Your task
Rewrite the entries below, replacing every "interactable" with "clickable" and leaving everything else as it is.
━━━━━ Provided data ━━━━━
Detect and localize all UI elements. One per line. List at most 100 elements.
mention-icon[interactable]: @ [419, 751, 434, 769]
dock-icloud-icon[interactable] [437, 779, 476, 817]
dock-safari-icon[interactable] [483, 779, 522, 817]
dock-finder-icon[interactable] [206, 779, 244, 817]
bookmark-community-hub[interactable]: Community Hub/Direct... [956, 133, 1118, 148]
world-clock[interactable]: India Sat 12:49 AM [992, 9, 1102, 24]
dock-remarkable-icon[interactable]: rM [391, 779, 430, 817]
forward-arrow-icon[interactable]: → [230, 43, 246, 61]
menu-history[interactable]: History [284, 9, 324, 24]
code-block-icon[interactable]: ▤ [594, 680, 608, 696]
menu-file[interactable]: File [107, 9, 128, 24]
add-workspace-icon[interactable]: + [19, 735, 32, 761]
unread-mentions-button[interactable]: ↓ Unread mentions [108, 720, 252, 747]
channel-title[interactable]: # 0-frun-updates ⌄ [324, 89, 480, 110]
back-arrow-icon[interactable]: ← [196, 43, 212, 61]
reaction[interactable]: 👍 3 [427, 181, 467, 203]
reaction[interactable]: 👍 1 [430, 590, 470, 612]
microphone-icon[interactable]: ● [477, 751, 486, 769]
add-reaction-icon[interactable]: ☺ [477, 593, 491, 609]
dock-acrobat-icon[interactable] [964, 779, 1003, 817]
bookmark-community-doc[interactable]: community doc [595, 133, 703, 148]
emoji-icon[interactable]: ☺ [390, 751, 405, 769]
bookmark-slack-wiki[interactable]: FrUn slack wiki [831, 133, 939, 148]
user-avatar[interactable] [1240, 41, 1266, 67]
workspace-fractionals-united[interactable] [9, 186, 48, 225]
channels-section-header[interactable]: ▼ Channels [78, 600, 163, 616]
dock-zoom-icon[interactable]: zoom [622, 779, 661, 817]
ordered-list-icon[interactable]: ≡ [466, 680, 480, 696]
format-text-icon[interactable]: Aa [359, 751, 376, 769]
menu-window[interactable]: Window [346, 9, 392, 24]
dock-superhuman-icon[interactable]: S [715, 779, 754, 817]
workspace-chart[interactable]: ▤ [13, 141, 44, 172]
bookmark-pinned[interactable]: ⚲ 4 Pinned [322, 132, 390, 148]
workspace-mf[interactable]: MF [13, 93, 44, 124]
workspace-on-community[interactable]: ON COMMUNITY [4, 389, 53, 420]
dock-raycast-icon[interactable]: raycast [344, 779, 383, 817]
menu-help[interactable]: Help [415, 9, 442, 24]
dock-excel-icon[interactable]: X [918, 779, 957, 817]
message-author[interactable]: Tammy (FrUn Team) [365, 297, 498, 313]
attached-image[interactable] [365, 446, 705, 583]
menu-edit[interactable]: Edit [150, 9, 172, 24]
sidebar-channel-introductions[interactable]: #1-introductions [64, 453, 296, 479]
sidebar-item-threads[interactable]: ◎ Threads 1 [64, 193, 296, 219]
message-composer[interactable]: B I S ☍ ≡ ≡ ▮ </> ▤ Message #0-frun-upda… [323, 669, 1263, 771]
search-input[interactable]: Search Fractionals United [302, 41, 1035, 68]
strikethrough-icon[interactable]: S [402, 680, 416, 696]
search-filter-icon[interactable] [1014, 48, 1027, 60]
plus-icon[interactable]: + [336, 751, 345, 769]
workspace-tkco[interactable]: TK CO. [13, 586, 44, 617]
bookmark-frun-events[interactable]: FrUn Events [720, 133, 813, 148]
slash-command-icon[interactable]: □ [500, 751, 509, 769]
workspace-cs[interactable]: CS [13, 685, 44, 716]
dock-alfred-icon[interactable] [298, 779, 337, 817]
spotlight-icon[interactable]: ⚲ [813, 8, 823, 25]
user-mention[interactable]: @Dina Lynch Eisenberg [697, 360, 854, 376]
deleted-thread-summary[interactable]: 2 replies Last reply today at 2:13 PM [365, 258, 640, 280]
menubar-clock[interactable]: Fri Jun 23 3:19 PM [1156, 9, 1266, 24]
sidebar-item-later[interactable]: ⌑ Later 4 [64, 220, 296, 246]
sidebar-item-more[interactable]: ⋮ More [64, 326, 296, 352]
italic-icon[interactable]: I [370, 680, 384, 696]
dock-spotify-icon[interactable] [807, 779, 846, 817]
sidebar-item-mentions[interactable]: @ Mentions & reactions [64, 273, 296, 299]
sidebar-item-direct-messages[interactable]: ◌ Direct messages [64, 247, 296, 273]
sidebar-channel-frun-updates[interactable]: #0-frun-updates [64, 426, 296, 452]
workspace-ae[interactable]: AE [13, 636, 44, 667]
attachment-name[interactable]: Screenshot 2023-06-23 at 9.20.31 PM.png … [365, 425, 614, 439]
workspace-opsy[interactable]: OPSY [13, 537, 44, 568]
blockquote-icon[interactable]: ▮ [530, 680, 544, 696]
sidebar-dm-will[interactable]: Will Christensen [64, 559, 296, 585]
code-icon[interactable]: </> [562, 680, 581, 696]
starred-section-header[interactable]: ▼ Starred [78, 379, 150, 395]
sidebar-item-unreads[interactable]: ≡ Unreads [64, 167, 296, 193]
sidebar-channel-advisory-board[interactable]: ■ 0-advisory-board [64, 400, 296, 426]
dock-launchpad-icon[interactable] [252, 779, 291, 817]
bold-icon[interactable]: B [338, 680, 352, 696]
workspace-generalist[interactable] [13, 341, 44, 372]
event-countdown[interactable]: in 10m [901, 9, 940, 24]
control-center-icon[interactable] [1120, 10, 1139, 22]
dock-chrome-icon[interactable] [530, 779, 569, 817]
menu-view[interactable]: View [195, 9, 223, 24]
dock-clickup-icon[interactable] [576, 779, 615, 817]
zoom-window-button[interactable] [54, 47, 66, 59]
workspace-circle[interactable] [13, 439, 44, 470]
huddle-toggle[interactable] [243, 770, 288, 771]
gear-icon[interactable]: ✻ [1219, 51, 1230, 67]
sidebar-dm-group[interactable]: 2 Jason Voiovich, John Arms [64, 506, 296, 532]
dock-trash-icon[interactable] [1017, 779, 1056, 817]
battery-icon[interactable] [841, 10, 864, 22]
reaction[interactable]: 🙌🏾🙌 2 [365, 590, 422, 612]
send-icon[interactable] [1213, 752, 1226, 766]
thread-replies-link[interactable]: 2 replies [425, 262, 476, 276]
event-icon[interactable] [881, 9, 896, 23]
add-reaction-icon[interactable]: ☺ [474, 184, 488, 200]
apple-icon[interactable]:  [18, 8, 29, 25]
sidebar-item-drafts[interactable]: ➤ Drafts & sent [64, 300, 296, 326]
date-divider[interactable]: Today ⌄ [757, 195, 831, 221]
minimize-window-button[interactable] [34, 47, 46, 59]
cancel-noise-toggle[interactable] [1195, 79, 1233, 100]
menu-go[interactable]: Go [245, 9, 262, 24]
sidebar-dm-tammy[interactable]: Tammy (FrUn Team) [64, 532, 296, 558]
━━━━━
Response below
Detect and localize all UI elements. One per line. List at most 100 elements.
mention-icon[clickable]: @ [419, 751, 434, 769]
dock-icloud-icon[clickable] [437, 779, 476, 817]
dock-safari-icon[clickable] [483, 779, 522, 817]
dock-finder-icon[clickable] [206, 779, 244, 817]
bookmark-community-hub[clickable]: Community Hub/Direct... [956, 133, 1118, 148]
world-clock[clickable]: India Sat 12:49 AM [992, 9, 1102, 24]
dock-remarkable-icon[clickable]: rM [391, 779, 430, 817]
forward-arrow-icon[clickable]: → [230, 43, 246, 61]
menu-history[clickable]: History [284, 9, 324, 24]
code-block-icon[clickable]: ▤ [594, 680, 608, 696]
menu-file[clickable]: File [107, 9, 128, 24]
add-workspace-icon[clickable]: + [19, 735, 32, 761]
unread-mentions-button[clickable]: ↓ Unread mentions [108, 720, 252, 747]
channel-title[clickable]: # 0-frun-updates ⌄ [324, 89, 480, 110]
back-arrow-icon[clickable]: ← [196, 43, 212, 61]
reaction[clickable]: 👍 3 [427, 181, 467, 203]
reaction[clickable]: 👍 1 [430, 590, 470, 612]
microphone-icon[clickable]: ● [477, 751, 486, 769]
add-reaction-icon[clickable]: ☺ [477, 593, 491, 609]
dock-acrobat-icon[clickable] [964, 779, 1003, 817]
bookmark-community-doc[clickable]: community doc [595, 133, 703, 148]
emoji-icon[clickable]: ☺ [390, 751, 405, 769]
bookmark-slack-wiki[clickable]: FrUn slack wiki [831, 133, 939, 148]
user-avatar[clickable] [1240, 41, 1266, 67]
workspace-fractionals-united[clickable] [9, 186, 48, 225]
channels-section-header[clickable]: ▼ Channels [78, 600, 163, 616]
dock-zoom-icon[clickable]: zoom [622, 779, 661, 817]
ordered-list-icon[clickable]: ≡ [466, 680, 480, 696]
format-text-icon[clickable]: Aa [359, 751, 376, 769]
menu-window[clickable]: Window [346, 9, 392, 24]
dock-superhuman-icon[clickable]: S [715, 779, 754, 817]
workspace-chart[clickable]: ▤ [13, 141, 44, 172]
bookmark-pinned[clickable]: ⚲ 4 Pinned [322, 132, 390, 148]
workspace-mf[clickable]: MF [13, 93, 44, 124]
workspace-on-community[clickable]: ON COMMUNITY [4, 389, 53, 420]
dock-raycast-icon[clickable]: raycast [344, 779, 383, 817]
menu-help[clickable]: Help [415, 9, 442, 24]
dock-excel-icon[clickable]: X [918, 779, 957, 817]
message-author[clickable]: Tammy (FrUn Team) [365, 297, 498, 313]
attached-image[clickable] [365, 446, 705, 583]
menu-edit[clickable]: Edit [150, 9, 172, 24]
sidebar-channel-introductions[clickable]: #1-introductions [64, 453, 296, 479]
sidebar-item-threads[clickable]: ◎ Threads 1 [64, 193, 296, 219]
message-composer[clickable]: B I S ☍ ≡ ≡ ▮ </> ▤ Message #0-frun-upda… [323, 669, 1263, 771]
search-input[clickable]: Search Fractionals United [302, 41, 1035, 68]
strikethrough-icon[clickable]: S [402, 680, 416, 696]
search-filter-icon[clickable] [1014, 48, 1027, 60]
plus-icon[clickable]: + [336, 751, 345, 769]
workspace-tkco[clickable]: TK CO. [13, 586, 44, 617]
bookmark-frun-events[clickable]: FrUn Events [720, 133, 813, 148]
slash-command-icon[clickable]: □ [500, 751, 509, 769]
workspace-cs[clickable]: CS [13, 685, 44, 716]
dock-alfred-icon[clickable] [298, 779, 337, 817]
spotlight-icon[clickable]: ⚲ [813, 8, 823, 25]
user-mention[clickable]: @Dina Lynch Eisenberg [697, 360, 854, 376]
deleted-thread-summary[clickable]: 2 replies Last reply today at 2:13 PM [365, 258, 640, 280]
menubar-clock[clickable]: Fri Jun 23 3:19 PM [1156, 9, 1266, 24]
sidebar-item-later[clickable]: ⌑ Later 4 [64, 220, 296, 246]
sidebar-item-more[clickable]: ⋮ More [64, 326, 296, 352]
italic-icon[clickable]: I [370, 680, 384, 696]
dock-spotify-icon[clickable] [807, 779, 846, 817]
sidebar-item-mentions[clickable]: @ Mentions & reactions [64, 273, 296, 299]
sidebar-item-direct-messages[clickable]: ◌ Direct messages [64, 247, 296, 273]
sidebar-channel-frun-updates[clickable]: #0-frun-updates [64, 426, 296, 452]
workspace-ae[clickable]: AE [13, 636, 44, 667]
attachment-name[clickable]: Screenshot 2023-06-23 at 9.20.31 PM.png … [365, 425, 614, 439]
workspace-opsy[clickable]: OPSY [13, 537, 44, 568]
blockquote-icon[clickable]: ▮ [530, 680, 544, 696]
sidebar-dm-will[clickable]: Will Christensen [64, 559, 296, 585]
code-icon[clickable]: </> [562, 680, 581, 696]
starred-section-header[clickable]: ▼ Starred [78, 379, 150, 395]
sidebar-item-unreads[clickable]: ≡ Unreads [64, 167, 296, 193]
sidebar-channel-advisory-board[clickable]: ■ 0-advisory-board [64, 400, 296, 426]
dock-launchpad-icon[clickable] [252, 779, 291, 817]
bold-icon[clickable]: B [338, 680, 352, 696]
workspace-generalist[clickable] [13, 341, 44, 372]
event-countdown[clickable]: in 10m [901, 9, 940, 24]
control-center-icon[clickable] [1120, 10, 1139, 22]
dock-chrome-icon[clickable] [530, 779, 569, 817]
menu-view[clickable]: View [195, 9, 223, 24]
dock-clickup-icon[clickable] [576, 779, 615, 817]
zoom-window-button[clickable] [54, 47, 66, 59]
workspace-circle[clickable] [13, 439, 44, 470]
huddle-toggle[clickable] [243, 770, 288, 771]
gear-icon[clickable]: ✻ [1219, 51, 1230, 67]
sidebar-dm-group[clickable]: 2 Jason Voiovich, John Arms [64, 506, 296, 532]
dock-trash-icon[clickable] [1017, 779, 1056, 817]
battery-icon[clickable] [841, 10, 864, 22]
reaction[clickable]: 🙌🏾🙌 2 [365, 590, 422, 612]
send-icon[clickable] [1213, 752, 1226, 766]
thread-replies-link[clickable]: 2 replies [425, 262, 476, 276]
event-icon[clickable] [881, 9, 896, 23]
add-reaction-icon[clickable]: ☺ [474, 184, 488, 200]
apple-icon[clickable]:  [18, 8, 29, 25]
sidebar-item-drafts[clickable]: ➤ Drafts & sent [64, 300, 296, 326]
date-divider[clickable]: Today ⌄ [757, 195, 831, 221]
minimize-window-button[clickable] [34, 47, 46, 59]
cancel-noise-toggle[clickable] [1195, 79, 1233, 100]
menu-go[clickable]: Go [245, 9, 262, 24]
sidebar-dm-tammy[clickable]: Tammy (FrUn Team) [64, 532, 296, 558]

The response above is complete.